Each line that holds the word "name" counts once; give the total for the records below and nothing else.

▼

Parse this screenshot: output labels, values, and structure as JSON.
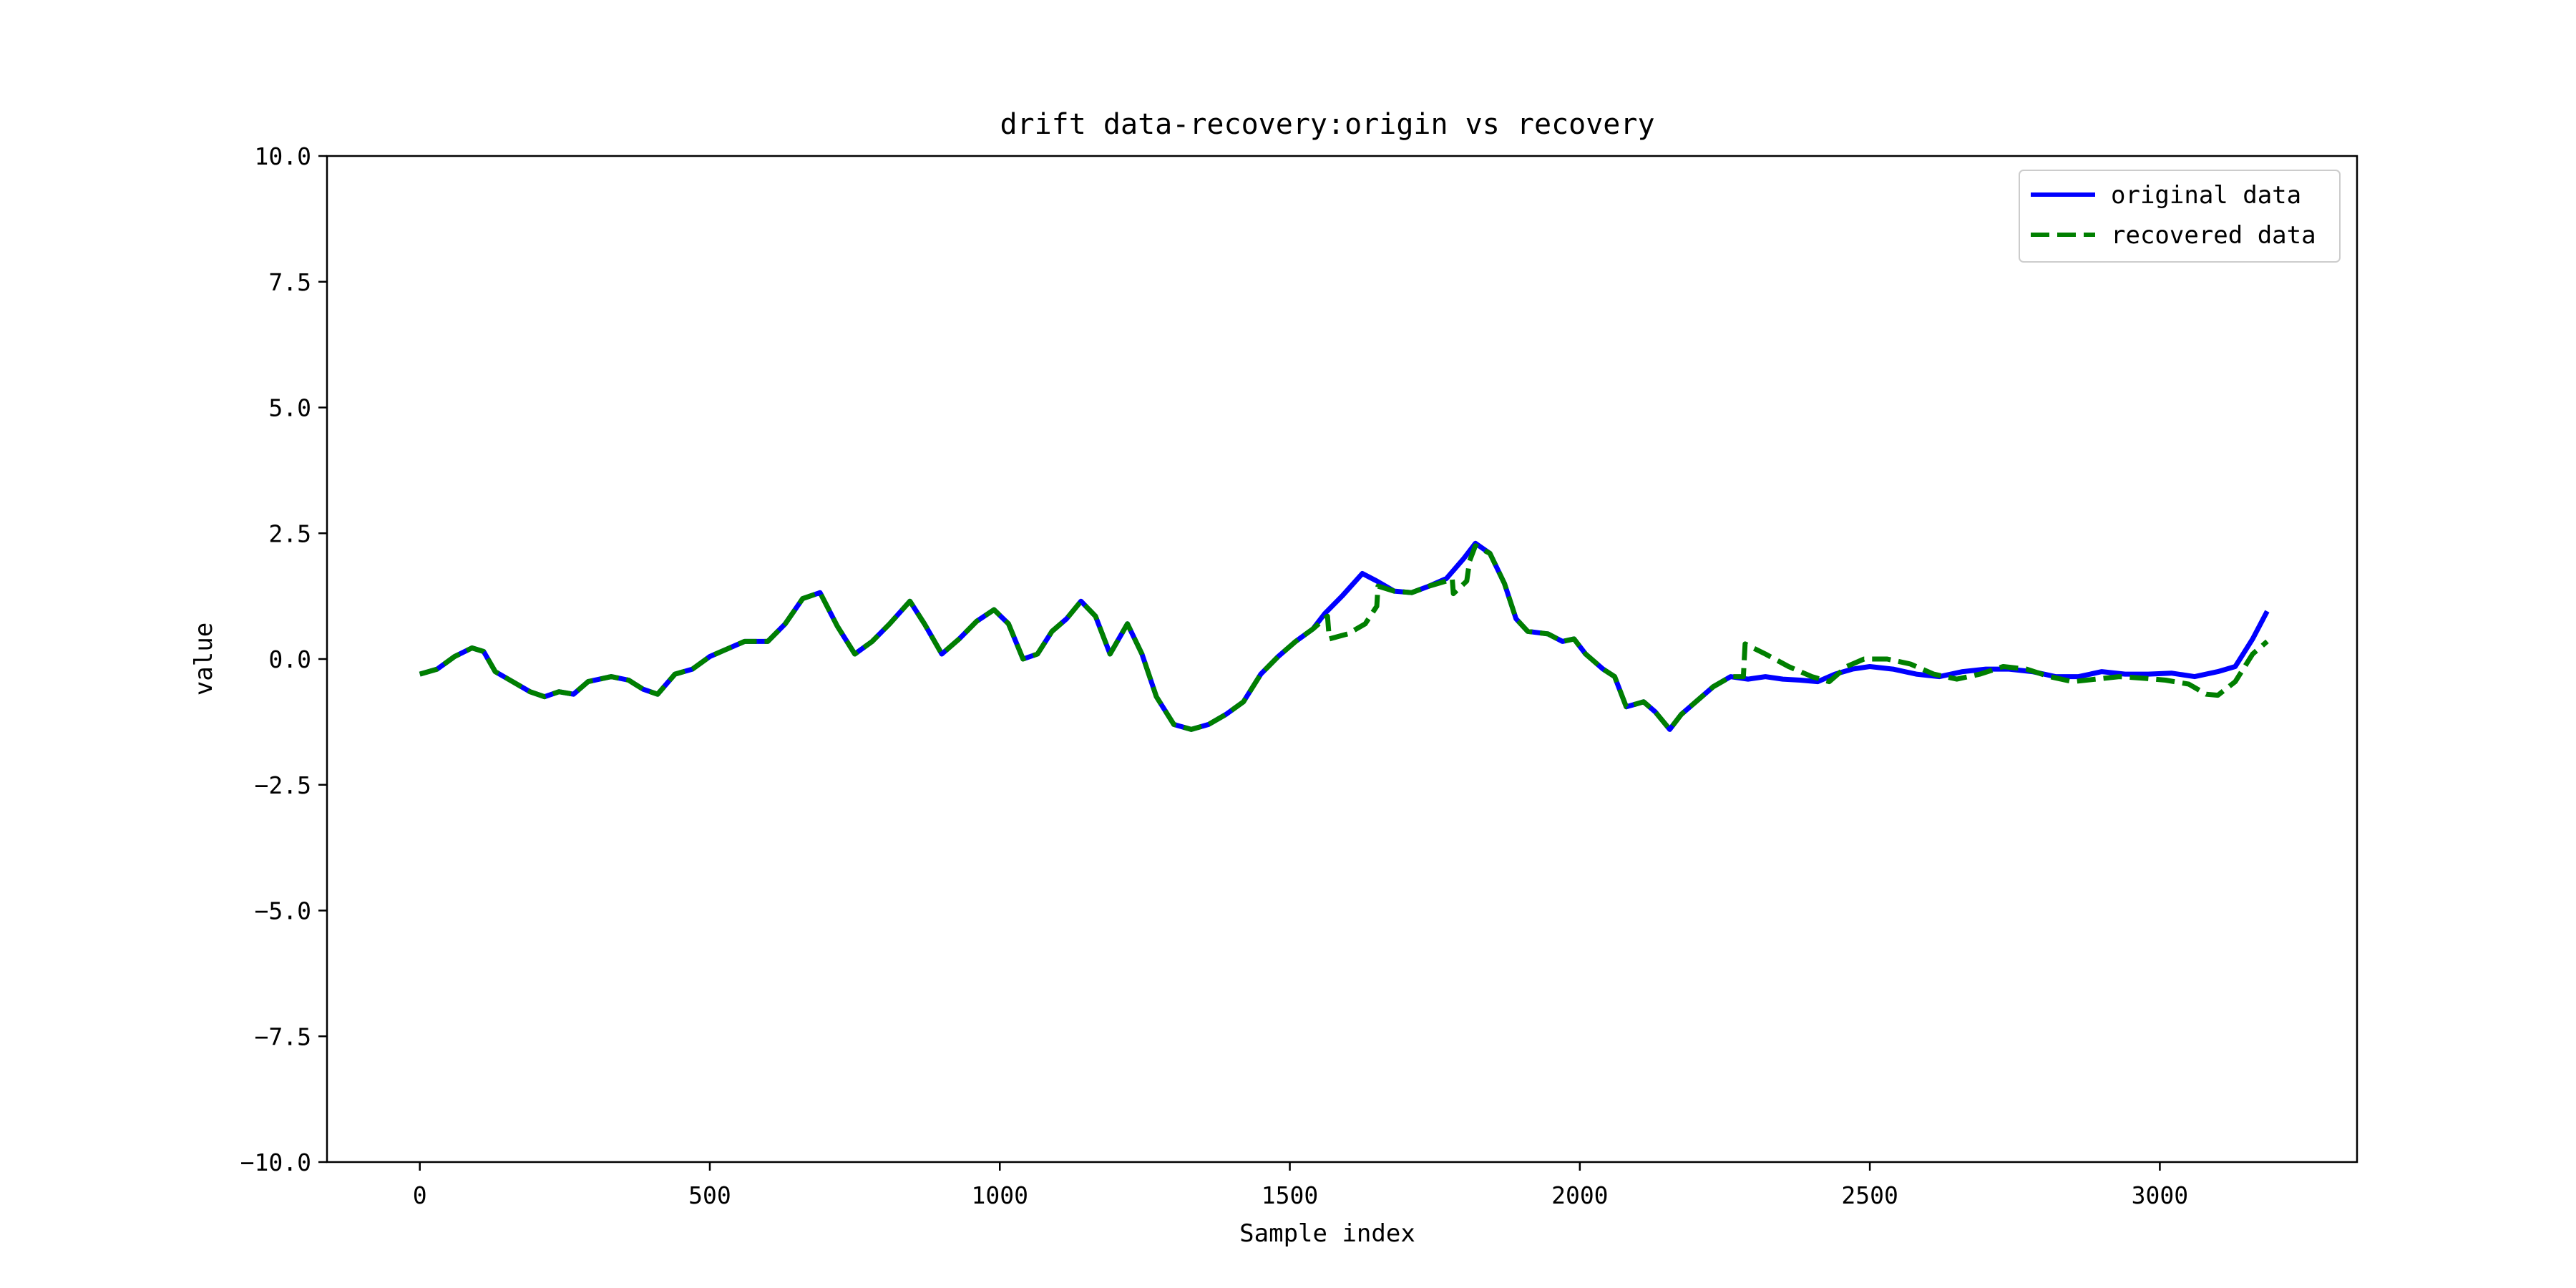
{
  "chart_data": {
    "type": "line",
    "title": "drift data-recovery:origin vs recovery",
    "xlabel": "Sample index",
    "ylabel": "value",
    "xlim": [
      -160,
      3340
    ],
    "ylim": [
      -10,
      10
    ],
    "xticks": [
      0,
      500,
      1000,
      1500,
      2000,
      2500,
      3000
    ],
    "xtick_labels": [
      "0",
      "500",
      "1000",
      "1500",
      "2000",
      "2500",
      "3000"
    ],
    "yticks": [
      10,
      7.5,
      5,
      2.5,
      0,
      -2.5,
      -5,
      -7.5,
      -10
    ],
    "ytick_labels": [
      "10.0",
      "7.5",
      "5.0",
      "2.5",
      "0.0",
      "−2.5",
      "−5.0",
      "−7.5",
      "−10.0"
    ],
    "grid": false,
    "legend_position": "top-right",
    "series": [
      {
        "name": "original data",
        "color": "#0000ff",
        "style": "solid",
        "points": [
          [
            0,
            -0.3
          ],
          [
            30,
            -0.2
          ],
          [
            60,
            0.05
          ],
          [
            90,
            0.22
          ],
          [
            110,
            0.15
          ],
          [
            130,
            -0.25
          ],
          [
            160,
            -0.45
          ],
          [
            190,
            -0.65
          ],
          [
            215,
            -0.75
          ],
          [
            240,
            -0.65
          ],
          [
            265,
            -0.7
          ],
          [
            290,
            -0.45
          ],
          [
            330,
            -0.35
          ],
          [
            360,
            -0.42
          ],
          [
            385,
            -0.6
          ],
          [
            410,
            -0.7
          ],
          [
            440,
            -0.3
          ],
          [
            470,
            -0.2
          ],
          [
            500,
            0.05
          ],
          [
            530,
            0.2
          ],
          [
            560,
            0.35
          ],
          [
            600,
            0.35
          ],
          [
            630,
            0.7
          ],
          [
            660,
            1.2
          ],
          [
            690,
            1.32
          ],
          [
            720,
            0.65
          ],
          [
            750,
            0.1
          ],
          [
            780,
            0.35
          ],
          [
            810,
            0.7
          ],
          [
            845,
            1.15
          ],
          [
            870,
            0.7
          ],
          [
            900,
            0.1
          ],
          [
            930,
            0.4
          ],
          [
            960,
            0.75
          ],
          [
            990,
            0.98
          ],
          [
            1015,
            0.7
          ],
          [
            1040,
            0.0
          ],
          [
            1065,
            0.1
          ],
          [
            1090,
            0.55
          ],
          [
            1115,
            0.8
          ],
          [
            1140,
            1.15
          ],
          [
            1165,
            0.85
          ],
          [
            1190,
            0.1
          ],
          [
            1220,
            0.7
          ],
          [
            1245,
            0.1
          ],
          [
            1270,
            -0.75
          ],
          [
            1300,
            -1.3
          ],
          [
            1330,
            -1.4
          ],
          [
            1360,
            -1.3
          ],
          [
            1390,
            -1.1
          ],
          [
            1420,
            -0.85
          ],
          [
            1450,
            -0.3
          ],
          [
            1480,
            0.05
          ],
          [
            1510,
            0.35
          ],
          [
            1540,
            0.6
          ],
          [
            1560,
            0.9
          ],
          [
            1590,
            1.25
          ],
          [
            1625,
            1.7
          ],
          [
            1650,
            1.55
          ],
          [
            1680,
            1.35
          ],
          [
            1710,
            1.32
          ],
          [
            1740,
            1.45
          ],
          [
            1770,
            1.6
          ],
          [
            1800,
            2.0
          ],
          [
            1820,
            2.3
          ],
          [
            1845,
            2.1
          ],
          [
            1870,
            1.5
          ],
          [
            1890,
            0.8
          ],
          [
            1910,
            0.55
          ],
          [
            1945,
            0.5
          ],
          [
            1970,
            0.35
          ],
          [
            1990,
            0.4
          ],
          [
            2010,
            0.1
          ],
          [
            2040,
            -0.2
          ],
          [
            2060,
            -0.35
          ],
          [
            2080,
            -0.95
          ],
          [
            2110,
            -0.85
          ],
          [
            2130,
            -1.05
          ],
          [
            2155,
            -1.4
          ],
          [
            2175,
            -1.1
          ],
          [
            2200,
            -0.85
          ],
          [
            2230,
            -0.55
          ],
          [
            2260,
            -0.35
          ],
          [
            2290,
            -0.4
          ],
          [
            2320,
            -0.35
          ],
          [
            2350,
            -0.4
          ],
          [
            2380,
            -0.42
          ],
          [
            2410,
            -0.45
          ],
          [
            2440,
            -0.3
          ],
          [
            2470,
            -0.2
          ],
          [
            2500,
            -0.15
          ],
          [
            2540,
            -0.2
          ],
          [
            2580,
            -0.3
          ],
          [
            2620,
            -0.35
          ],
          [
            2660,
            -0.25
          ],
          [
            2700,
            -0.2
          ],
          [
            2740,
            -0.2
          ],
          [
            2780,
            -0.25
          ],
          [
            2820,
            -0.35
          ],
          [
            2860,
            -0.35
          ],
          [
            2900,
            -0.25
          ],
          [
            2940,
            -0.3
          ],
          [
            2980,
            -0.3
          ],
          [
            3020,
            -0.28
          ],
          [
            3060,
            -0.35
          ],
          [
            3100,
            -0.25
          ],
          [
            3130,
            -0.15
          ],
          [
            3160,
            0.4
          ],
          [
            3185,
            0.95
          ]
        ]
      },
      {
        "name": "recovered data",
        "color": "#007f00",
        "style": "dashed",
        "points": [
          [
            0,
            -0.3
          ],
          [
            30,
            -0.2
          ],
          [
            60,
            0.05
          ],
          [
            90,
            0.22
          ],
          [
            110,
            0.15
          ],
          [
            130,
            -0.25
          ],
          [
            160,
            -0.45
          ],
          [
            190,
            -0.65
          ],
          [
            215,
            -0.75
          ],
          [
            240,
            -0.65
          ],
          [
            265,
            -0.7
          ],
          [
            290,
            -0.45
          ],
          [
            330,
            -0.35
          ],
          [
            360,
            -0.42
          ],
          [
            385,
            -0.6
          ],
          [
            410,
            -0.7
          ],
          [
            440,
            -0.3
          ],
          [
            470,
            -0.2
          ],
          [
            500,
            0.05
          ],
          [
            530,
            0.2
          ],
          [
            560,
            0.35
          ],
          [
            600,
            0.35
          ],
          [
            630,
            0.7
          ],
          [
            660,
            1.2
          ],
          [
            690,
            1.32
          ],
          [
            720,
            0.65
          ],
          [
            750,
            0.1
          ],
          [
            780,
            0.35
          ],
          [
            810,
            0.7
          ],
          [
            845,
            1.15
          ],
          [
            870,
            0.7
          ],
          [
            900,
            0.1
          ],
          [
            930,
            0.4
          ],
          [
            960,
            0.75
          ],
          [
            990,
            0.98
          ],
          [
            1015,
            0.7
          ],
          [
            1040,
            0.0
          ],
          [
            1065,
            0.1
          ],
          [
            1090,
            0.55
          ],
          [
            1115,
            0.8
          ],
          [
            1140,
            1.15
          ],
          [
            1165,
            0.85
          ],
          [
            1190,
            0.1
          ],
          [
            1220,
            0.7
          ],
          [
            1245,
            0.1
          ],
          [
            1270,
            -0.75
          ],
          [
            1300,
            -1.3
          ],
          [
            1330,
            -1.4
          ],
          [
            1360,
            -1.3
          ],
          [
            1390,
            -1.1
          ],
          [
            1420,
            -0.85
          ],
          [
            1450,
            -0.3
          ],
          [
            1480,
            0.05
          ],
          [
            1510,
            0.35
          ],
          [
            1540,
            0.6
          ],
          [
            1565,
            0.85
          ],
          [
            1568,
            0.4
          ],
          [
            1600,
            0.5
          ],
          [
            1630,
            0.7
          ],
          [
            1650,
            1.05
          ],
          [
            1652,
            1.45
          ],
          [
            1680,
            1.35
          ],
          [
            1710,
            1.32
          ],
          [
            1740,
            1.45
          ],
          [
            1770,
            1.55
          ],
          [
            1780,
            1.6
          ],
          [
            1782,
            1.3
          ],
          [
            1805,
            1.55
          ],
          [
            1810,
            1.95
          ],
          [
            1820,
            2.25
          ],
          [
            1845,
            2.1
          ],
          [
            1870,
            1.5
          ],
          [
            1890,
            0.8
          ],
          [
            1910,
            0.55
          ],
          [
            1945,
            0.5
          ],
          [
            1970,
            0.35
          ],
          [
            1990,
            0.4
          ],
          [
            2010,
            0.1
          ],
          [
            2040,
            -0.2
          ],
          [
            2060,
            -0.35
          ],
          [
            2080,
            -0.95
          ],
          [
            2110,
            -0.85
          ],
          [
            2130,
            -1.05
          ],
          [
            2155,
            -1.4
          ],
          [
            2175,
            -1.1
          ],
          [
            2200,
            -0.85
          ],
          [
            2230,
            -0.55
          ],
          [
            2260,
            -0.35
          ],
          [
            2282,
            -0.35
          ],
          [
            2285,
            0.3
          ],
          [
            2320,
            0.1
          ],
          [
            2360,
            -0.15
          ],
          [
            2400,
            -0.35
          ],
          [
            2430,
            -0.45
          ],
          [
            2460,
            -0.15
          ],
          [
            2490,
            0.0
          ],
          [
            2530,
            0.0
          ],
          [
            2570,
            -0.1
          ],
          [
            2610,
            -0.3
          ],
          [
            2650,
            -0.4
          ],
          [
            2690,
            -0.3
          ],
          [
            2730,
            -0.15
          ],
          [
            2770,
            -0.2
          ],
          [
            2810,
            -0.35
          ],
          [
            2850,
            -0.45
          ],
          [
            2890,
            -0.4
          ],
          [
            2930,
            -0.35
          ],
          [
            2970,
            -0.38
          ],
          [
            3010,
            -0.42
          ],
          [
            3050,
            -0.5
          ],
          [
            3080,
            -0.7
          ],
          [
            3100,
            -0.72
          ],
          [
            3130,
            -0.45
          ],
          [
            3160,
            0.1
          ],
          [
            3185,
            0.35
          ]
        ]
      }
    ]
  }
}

▲

ANSWER TO THE TASK - 2